§ WRITTEN REQUEST
Reproduce the entries below unchanged, from the first line through the line containing "marker-label-2: 2: [635, 395, 642, 410]", including both ends.

•••••

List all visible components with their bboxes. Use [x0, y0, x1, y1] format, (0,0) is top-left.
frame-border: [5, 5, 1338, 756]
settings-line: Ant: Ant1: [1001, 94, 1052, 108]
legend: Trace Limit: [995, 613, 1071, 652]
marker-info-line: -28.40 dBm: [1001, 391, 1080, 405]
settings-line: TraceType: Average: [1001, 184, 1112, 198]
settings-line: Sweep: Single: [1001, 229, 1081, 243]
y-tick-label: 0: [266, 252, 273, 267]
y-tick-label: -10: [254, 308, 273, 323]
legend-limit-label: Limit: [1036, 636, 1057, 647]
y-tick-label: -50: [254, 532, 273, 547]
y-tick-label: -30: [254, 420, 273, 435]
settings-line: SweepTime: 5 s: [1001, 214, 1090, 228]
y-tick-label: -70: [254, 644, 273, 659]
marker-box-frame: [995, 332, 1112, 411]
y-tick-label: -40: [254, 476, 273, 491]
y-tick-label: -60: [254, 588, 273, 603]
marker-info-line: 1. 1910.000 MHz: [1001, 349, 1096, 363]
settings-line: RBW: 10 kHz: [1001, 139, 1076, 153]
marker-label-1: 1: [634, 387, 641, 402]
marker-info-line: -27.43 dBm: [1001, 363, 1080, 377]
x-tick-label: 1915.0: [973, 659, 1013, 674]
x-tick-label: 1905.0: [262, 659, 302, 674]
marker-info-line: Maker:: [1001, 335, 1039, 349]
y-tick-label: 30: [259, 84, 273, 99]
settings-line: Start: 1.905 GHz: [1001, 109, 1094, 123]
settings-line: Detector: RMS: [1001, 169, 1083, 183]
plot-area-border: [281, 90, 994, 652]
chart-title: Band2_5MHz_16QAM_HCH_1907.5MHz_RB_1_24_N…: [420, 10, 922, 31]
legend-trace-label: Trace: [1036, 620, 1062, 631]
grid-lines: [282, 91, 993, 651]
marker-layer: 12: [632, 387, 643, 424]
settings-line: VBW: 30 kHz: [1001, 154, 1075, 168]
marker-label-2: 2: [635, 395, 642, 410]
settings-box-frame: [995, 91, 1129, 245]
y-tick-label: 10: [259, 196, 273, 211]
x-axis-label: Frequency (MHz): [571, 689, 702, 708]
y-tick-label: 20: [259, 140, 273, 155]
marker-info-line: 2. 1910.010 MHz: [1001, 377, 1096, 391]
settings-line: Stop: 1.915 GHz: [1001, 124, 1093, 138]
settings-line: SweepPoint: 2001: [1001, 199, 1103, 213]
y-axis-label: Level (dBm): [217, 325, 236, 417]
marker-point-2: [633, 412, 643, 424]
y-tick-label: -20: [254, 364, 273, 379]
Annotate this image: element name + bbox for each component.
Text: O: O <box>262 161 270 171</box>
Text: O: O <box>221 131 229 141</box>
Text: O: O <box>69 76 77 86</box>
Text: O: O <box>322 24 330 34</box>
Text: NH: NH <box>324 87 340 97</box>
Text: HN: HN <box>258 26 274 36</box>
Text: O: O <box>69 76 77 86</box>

•••••

§ SOLUTION FOR THIS PROBLEM
List all visible components with their bboxes. Use [x0, y0, x1, y1] format, (0,0) is top-left.
frame-border: [5, 5, 1338, 756]
settings-line: Ant: Ant1: [1001, 94, 1052, 108]
legend: Trace Limit: [995, 613, 1071, 652]
marker-info-line: -28.40 dBm: [1001, 391, 1080, 405]
settings-line: TraceType: Average: [1001, 184, 1112, 198]
settings-line: Sweep: Single: [1001, 229, 1081, 243]
y-tick-label: 0: [266, 252, 273, 267]
y-tick-label: -10: [254, 308, 273, 323]
legend-limit-label: Limit: [1036, 636, 1057, 647]
y-tick-label: -50: [254, 532, 273, 547]
y-tick-label: -30: [254, 420, 273, 435]
settings-line: SweepTime: 5 s: [1001, 214, 1090, 228]
y-tick-label: -70: [254, 644, 273, 659]
marker-box-frame: [995, 332, 1112, 411]
y-tick-label: -40: [254, 476, 273, 491]
y-tick-label: -60: [254, 588, 273, 603]
marker-info-line: 1. 1910.000 MHz: [1001, 349, 1096, 363]
settings-line: RBW: 10 kHz: [1001, 139, 1076, 153]
marker-label-1: 1: [634, 387, 641, 402]
marker-info-line: -27.43 dBm: [1001, 363, 1080, 377]
x-tick-label: 1915.0: [973, 659, 1013, 674]
x-tick-label: 1905.0: [262, 659, 302, 674]
marker-info-line: Maker:: [1001, 335, 1039, 349]
y-tick-label: 30: [259, 84, 273, 99]
settings-line: Start: 1.905 GHz: [1001, 109, 1094, 123]
settings-line: Detector: RMS: [1001, 169, 1083, 183]
plot-area-border: [281, 90, 994, 652]
chart-title: Band2_5MHz_16QAM_HCH_1907.5MHz_RB_1_24_N…: [420, 10, 922, 31]
legend-trace-label: Trace: [1036, 620, 1062, 631]
grid-lines: [282, 91, 993, 651]
marker-layer: 12: [632, 387, 643, 424]
settings-line: VBW: 30 kHz: [1001, 154, 1075, 168]
marker-label-2: 2: [635, 395, 642, 410]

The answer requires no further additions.